** BEGIN Provided records **
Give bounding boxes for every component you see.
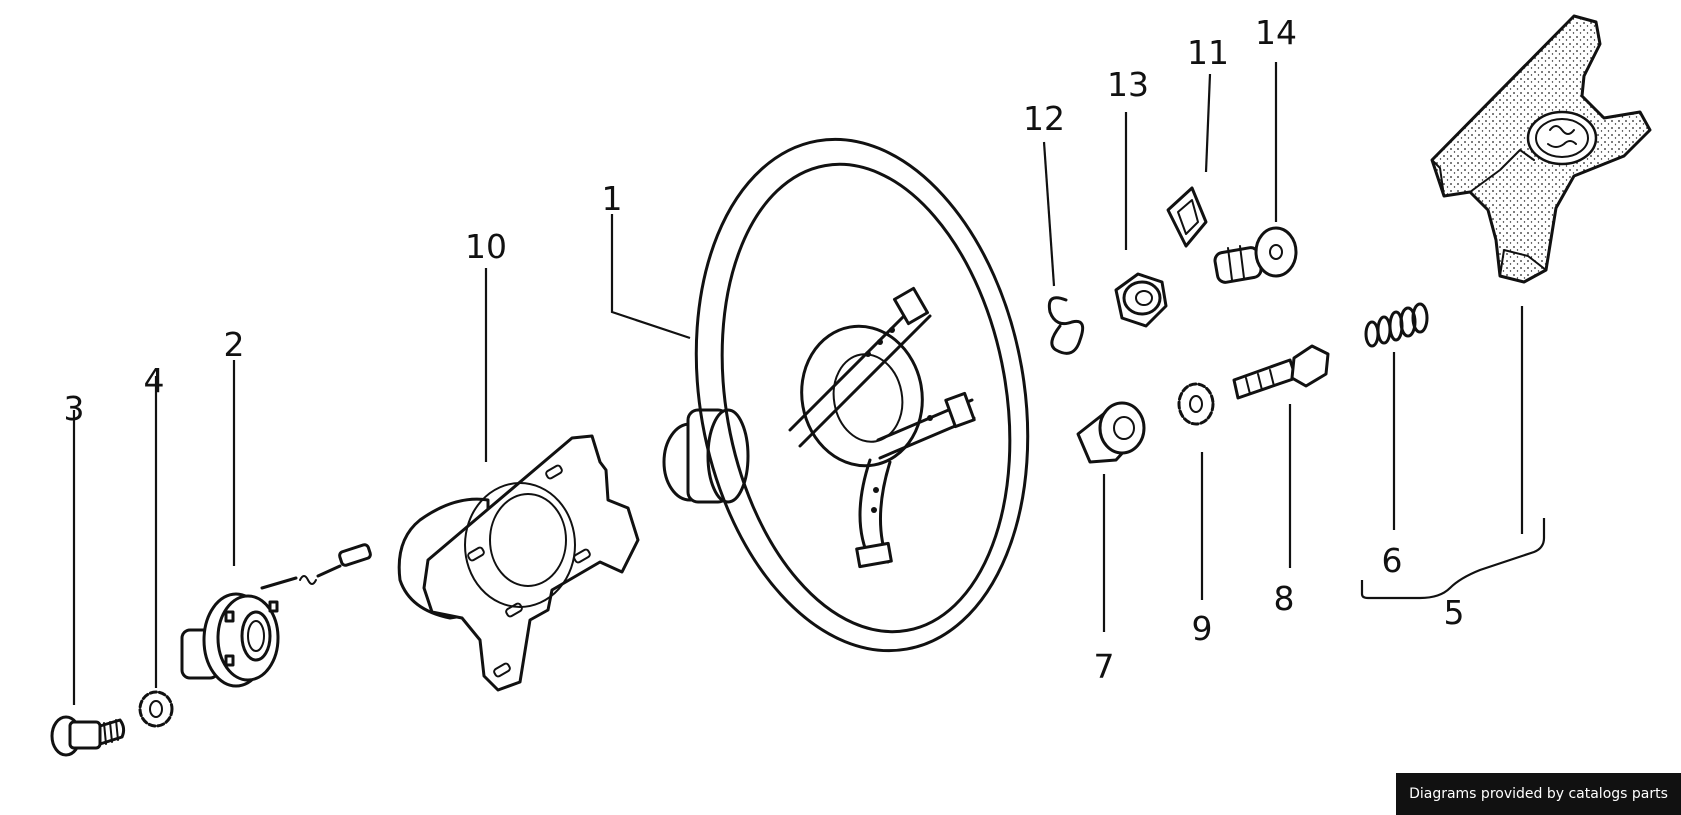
part-label-14: 14 <box>1255 13 1297 52</box>
bushing-part <box>1076 401 1146 464</box>
coil-spring-part <box>1364 302 1429 348</box>
leader-11 <box>1204 73 1212 173</box>
spring-clip-part <box>1047 296 1085 355</box>
group-bracket-5 <box>1360 518 1546 600</box>
hub-cover-part <box>397 434 640 692</box>
push-button-part <box>1213 226 1298 284</box>
part-label-12: 12 <box>1023 99 1065 138</box>
part-label-1: 1 <box>602 179 623 218</box>
part-label-2: 2 <box>224 325 245 364</box>
part-label-5: 5 <box>1444 593 1465 632</box>
part-label-13: 13 <box>1107 65 1149 104</box>
part-label-4: 4 <box>144 361 165 400</box>
credit-banner: Diagrams provided by catalogs parts <box>1396 773 1681 815</box>
part-label-11: 11 <box>1187 33 1229 72</box>
part-label-10: 10 <box>465 227 507 266</box>
washer-part <box>1177 382 1215 426</box>
horn-pad-part <box>1430 14 1652 284</box>
part-label-6: 6 <box>1382 541 1403 580</box>
steering-wheel-part <box>662 137 1030 653</box>
lock-washer-part <box>138 690 174 728</box>
contact-ring-part <box>180 543 372 688</box>
nut-part <box>1114 272 1168 328</box>
part-label-3: 3 <box>64 389 85 428</box>
part-label-9: 9 <box>1192 609 1213 648</box>
part-label-7: 7 <box>1094 647 1115 686</box>
leader-12 <box>1042 141 1056 287</box>
bolt-part <box>1232 344 1330 400</box>
emblem-part <box>1166 186 1208 248</box>
part-label-8: 8 <box>1274 579 1295 618</box>
screw-part <box>50 715 126 757</box>
leader-1 <box>610 214 691 340</box>
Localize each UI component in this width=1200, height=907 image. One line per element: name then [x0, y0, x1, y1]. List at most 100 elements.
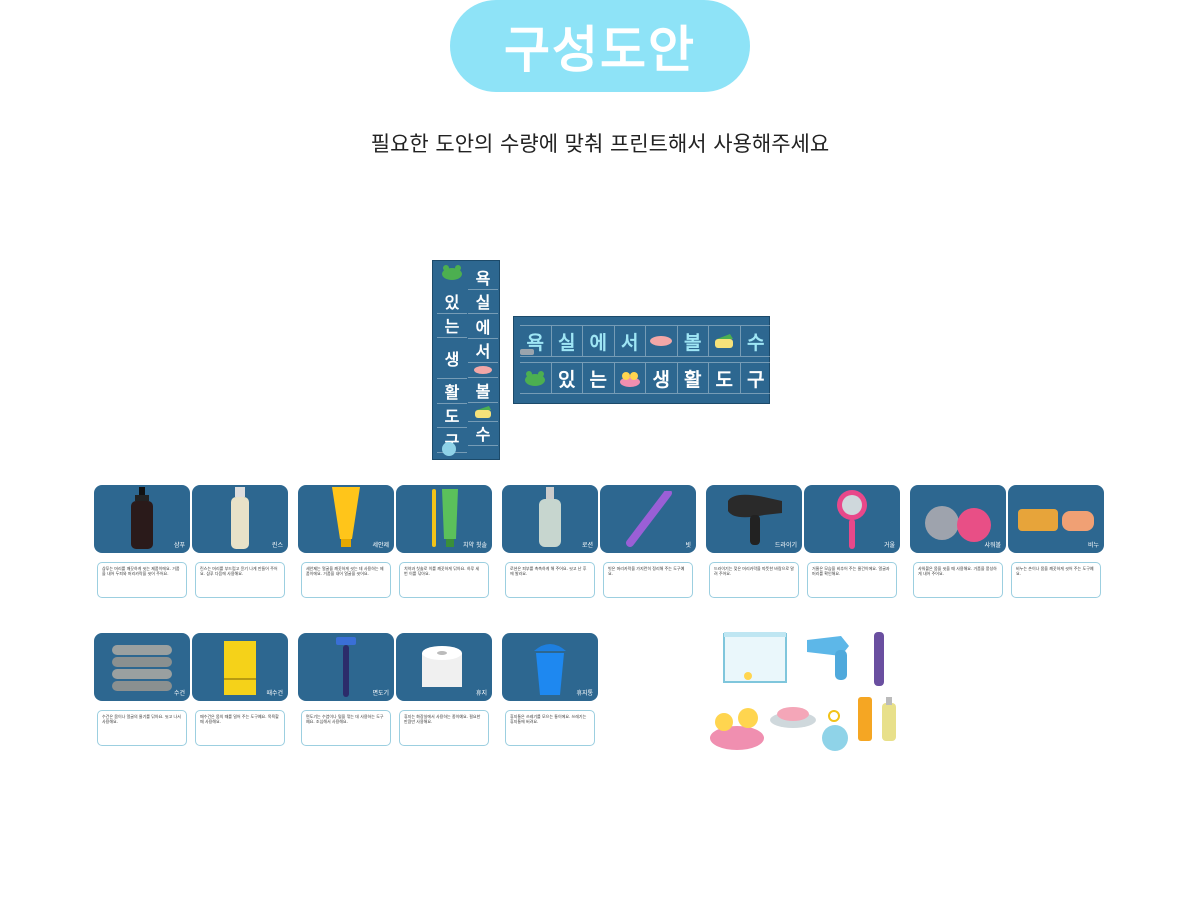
- card-label: 드라이기: [774, 542, 797, 549]
- card-shower-puff: 샤워볼: [910, 485, 1006, 553]
- sponge-icon: [709, 325, 741, 357]
- duck-basin-icon: [614, 362, 646, 394]
- comb-icon: [626, 491, 672, 547]
- duck-basin-icon: [710, 708, 764, 750]
- card-label: 린스: [271, 542, 283, 549]
- card-toothpaste: 치약 칫솔: [396, 485, 492, 553]
- banner-char: 있: [437, 289, 467, 314]
- card-label: 샤워볼: [984, 542, 1001, 549]
- card-label: 휴지통: [576, 690, 593, 697]
- hand-mirror-icon: [837, 490, 867, 549]
- card-label: 휴지: [475, 690, 487, 697]
- card-description: 샴푸는 머리를 깨끗하게 씻는 제품이에요. 거품을 내어 두피와 머리카락을 …: [97, 562, 187, 598]
- card-description: 세안제는 얼굴을 깨끗하게 씻는 데 사용하는 제품이에요. 거품을 내어 얼굴…: [301, 562, 391, 598]
- shower-puff-icon: [442, 442, 456, 456]
- hair-dryer-icon: [807, 636, 849, 680]
- card-description: 휴지는 화장실에서 사용하는 종이예요. 필요한 만큼만 사용해요.: [399, 710, 489, 746]
- frog-icon: [442, 265, 462, 280]
- soap-icon: [468, 363, 498, 378]
- card-trash-bin: 휴지통: [502, 633, 598, 701]
- banner-char: 는: [437, 314, 467, 338]
- card-hair-dryer: 드라이기: [706, 485, 802, 553]
- toilet-paper-icon: [422, 646, 462, 687]
- card-label: 치약 칫솔: [463, 542, 487, 549]
- section-title-pill: 구성도안: [450, 0, 750, 92]
- banner-column-right: 욕 실 에 서 볼 수: [468, 265, 498, 446]
- card-description: 비누는 손이나 몸을 깨끗하게 씻어 주는 도구예요.: [1011, 562, 1101, 598]
- vertical-title-banner: 있 는 생 활 도 구 욕 실 에 서 볼 수: [432, 260, 500, 460]
- card-towel: 수건: [94, 633, 190, 701]
- face-wash-tube-icon: [332, 487, 360, 547]
- card-shampoo: 샴푸: [94, 485, 190, 553]
- card-description: 샤워볼은 몸을 씻을 때 사용해요. 거품을 풍성하게 내어 주어요.: [913, 562, 1003, 598]
- banner-char: 서: [614, 325, 646, 357]
- toothbrush-toothpaste-icon: [432, 489, 458, 547]
- towel-stack-icon: [112, 645, 172, 691]
- trash-bin-icon: [534, 644, 566, 695]
- banner-char: 구: [740, 362, 772, 394]
- card-description: 거울은 모습을 비추어 주는 물건이에요. 얼굴과 머리를 확인해요.: [807, 562, 897, 598]
- banner-char: 도: [437, 404, 467, 428]
- banner-char: 활: [677, 362, 709, 394]
- banner-char: 수: [468, 422, 498, 446]
- instruction-text: 필요한 도안의 수량에 맞춰 프린트해서 사용해주세요: [370, 132, 830, 156]
- card-description: 드라이기는 젖은 머리카락을 따뜻한 바람으로 말려 주어요.: [709, 562, 799, 598]
- soap-icon: [1018, 509, 1094, 531]
- card-label: 면도기: [372, 690, 389, 697]
- card-description: 면도기는 수염이나 털을 깎는 데 사용하는 도구예요. 조심해서 사용해요.: [301, 710, 391, 746]
- card-label: 로션: [581, 542, 593, 549]
- card-description: 수건은 몸이나 얼굴의 물기를 닦아요. 씻고 나서 사용해요.: [97, 710, 187, 746]
- banner-column-left: 있 는 생 활 도 구: [437, 289, 467, 453]
- banner-char: 서: [468, 339, 498, 363]
- banner-row-1: 욕 실 에 서 볼 수: [520, 325, 772, 357]
- horizontal-title-banner: 욕 실 에 서 볼 수 있 는 생 활 도 구: [513, 316, 772, 404]
- section-title: 구성도안: [504, 21, 696, 79]
- card-label: 비누: [1087, 542, 1099, 549]
- card-razor: 면도기: [298, 633, 394, 701]
- banner-char: 는: [583, 362, 615, 394]
- banner-char: 실: [468, 290, 498, 314]
- shower-head-icon: [520, 349, 534, 355]
- card-face-wash: 세안제: [298, 485, 394, 553]
- scrub-towel-icon: [224, 641, 256, 695]
- banner-char: 활: [437, 379, 467, 404]
- hair-dryer-icon: [728, 494, 782, 545]
- card-soap: 비누: [1008, 485, 1104, 553]
- frog-icon: [520, 362, 552, 394]
- card-label: 빗: [685, 542, 691, 549]
- conditioner-bottle-icon: [231, 487, 249, 549]
- card-label: 샴푸: [173, 542, 185, 549]
- card-description: 빗은 머리카락을 가지런히 정리해 주는 도구예요.: [603, 562, 693, 598]
- banner-char: 생: [646, 362, 678, 394]
- sponge-icon: [468, 403, 498, 422]
- banner-char: 실: [551, 325, 583, 357]
- lotion-bottle-icon: [539, 487, 561, 547]
- banner-char: 도: [709, 362, 741, 394]
- banner-char: 에: [583, 325, 615, 357]
- card-mirror: 거울: [804, 485, 900, 553]
- shampoo-bottle-icon: [131, 487, 153, 549]
- banner-char: 욕: [520, 325, 552, 357]
- banner-char: 볼: [677, 325, 709, 357]
- card-conditioner: 린스: [192, 485, 288, 553]
- card-description: 로션은 피부를 촉촉하게 해 주어요. 씻고 난 후에 발라요.: [505, 562, 595, 598]
- card-toilet-paper: 휴지: [396, 633, 492, 701]
- shower-puff-icon: [925, 506, 991, 542]
- card-lotion: 로션: [502, 485, 598, 553]
- soap-icon: [646, 325, 678, 357]
- bathtub-icon: [723, 632, 787, 683]
- card-label: 수건: [173, 690, 185, 697]
- shower-puff-icon: [822, 710, 848, 751]
- bottles-icon: [858, 697, 896, 741]
- banner-char: 수: [740, 325, 772, 357]
- comb-icon: [874, 632, 884, 686]
- banner-char: 욕: [468, 265, 498, 290]
- banner-char: 볼: [468, 378, 498, 403]
- card-description: 린스는 머리를 부드럽고 윤기 나게 만들어 주어요. 샴푸 다음에 사용해요.: [195, 562, 285, 598]
- card-label: 거울: [883, 542, 895, 549]
- banner-row-2: 있 는 생 활 도 구: [520, 362, 772, 394]
- card-scrub-towel: 때수건: [192, 633, 288, 701]
- banner-char: 에: [468, 314, 498, 339]
- card-description: 휴지통은 쓰레기를 모으는 통이에요. 쓰레기는 휴지통에 버려요.: [505, 710, 595, 746]
- banner-char: 있: [551, 362, 583, 394]
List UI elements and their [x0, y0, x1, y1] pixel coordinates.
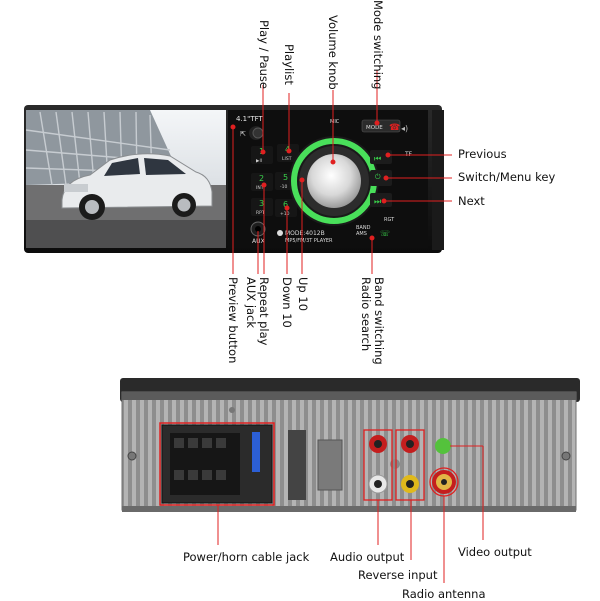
** END Provided records **
#### [Your goal]
Can you set down the items starting at the line containing "part-label-14: 14 <box>1255 13 1297 52</box>" and ending at the line containing "part-label-6: 6 <box>1382 541 1403 580</box>", copying each line as it stands?

#### [Exercise result]
part-label-14: 14 <box>1255 13 1297 52</box>
bushing-part <box>1076 401 1146 464</box>
coil-spring-part <box>1364 302 1429 348</box>
leader-11 <box>1204 73 1212 173</box>
spring-clip-part <box>1047 296 1085 355</box>
group-bracket-5 <box>1360 518 1546 600</box>
hub-cover-part <box>397 434 640 692</box>
push-button-part <box>1213 226 1298 284</box>
part-label-12: 12 <box>1023 99 1065 138</box>
part-label-1: 1 <box>602 179 623 218</box>
part-label-2: 2 <box>224 325 245 364</box>
part-label-5: 5 <box>1444 593 1465 632</box>
part-label-13: 13 <box>1107 65 1149 104</box>
part-label-4: 4 <box>144 361 165 400</box>
credit-banner: Diagrams provided by catalogs parts <box>1396 773 1681 815</box>
part-label-11: 11 <box>1187 33 1229 72</box>
part-label-10: 10 <box>465 227 507 266</box>
washer-part <box>1177 382 1215 426</box>
horn-pad-part <box>1430 14 1652 284</box>
part-label-6: 6 <box>1382 541 1403 580</box>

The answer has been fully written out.